== DATASET ROWS ==

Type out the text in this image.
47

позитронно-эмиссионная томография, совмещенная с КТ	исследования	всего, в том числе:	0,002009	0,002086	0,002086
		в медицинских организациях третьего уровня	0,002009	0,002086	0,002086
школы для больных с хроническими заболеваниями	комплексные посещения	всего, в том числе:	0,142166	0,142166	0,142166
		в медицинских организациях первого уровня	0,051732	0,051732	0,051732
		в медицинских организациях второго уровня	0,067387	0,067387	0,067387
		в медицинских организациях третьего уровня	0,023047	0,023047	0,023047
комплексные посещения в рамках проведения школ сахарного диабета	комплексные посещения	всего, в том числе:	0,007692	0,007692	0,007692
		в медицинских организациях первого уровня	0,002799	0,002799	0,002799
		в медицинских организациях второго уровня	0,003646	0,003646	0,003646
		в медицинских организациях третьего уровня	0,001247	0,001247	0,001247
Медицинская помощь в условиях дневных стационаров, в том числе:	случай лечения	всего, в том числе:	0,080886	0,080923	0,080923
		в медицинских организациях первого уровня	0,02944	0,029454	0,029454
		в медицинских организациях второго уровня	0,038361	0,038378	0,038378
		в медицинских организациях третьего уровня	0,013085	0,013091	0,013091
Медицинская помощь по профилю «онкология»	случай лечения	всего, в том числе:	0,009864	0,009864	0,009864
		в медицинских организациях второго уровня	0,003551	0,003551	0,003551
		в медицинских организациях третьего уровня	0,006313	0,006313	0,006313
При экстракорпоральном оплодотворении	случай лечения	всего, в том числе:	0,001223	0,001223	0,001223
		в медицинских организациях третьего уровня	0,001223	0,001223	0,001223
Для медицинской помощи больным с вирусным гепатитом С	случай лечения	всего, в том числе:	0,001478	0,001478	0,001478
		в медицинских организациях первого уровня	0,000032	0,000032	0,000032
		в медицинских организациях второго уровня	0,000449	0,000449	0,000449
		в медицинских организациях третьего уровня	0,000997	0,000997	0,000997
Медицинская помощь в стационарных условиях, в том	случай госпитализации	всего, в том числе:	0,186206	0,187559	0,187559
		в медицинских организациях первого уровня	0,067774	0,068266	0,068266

===

WHAT IS EXPECTED:
Where does the word "условиях" appear? Return each line that holds it.

EXERCISE OUTPUT:
Медицинская помощь в условиях дневных стационаров, в том числе:	случай лечения	всего, в том числе:	0,080886	0,080923	0,080923
Медицинская помощь в стационарных условиях, в том	случай госпитализации	всего, в том числе:	0,186206	0,187559	0,187559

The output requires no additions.